## STATED PROBLEM
Copy all lines that contain the word "Kale".

Records from a dataset:
****************
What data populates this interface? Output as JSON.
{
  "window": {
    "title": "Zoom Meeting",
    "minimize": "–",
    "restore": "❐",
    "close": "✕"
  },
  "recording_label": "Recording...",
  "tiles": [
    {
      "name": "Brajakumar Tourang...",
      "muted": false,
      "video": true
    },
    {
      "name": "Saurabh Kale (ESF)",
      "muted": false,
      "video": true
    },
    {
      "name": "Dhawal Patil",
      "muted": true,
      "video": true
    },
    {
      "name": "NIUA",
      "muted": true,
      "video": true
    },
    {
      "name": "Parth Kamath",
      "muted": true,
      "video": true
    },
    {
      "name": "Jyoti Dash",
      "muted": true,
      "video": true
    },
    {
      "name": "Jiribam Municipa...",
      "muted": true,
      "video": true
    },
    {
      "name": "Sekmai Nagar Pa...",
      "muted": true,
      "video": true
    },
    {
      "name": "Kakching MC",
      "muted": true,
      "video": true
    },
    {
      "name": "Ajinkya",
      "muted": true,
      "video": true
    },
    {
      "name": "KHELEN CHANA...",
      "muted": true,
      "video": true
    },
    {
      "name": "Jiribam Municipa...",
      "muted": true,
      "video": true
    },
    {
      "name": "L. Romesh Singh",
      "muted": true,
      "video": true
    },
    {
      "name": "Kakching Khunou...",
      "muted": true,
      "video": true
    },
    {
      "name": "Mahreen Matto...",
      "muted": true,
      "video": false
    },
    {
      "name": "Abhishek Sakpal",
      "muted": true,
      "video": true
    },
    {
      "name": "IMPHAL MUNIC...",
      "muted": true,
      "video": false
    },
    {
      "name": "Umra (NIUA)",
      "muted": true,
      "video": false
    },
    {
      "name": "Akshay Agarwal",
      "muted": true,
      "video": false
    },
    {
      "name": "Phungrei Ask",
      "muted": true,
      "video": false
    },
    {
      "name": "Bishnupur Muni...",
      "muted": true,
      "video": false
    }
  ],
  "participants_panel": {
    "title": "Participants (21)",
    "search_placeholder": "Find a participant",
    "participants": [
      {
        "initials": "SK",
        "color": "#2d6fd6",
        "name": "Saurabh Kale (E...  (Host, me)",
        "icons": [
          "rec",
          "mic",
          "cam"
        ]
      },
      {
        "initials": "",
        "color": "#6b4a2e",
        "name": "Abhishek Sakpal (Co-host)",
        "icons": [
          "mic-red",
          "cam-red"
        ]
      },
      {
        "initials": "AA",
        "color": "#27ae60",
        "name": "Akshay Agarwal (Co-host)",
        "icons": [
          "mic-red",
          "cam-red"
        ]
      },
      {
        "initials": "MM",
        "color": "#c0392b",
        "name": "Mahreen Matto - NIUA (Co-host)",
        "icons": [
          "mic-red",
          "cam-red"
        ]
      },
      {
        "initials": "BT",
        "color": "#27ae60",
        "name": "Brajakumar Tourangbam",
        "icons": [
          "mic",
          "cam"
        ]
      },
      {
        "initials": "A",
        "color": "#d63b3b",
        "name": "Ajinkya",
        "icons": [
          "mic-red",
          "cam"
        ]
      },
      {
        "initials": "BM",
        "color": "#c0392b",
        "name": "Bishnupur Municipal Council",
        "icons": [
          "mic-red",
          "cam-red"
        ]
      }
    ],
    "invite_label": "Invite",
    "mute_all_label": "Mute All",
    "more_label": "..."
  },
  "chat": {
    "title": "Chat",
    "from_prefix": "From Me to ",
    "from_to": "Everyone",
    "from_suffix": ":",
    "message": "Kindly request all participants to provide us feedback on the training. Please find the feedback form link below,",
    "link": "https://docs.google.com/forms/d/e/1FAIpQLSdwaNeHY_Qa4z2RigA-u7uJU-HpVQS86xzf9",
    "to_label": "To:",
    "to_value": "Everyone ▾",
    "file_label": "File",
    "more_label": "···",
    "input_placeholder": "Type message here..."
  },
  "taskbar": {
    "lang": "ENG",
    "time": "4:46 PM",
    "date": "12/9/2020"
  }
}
****************
## ANSWER TO THIS TASK
      "name": "Saurabh Kale (ESF)",
        "name": "Saurabh Kale (E...  (Host, me)",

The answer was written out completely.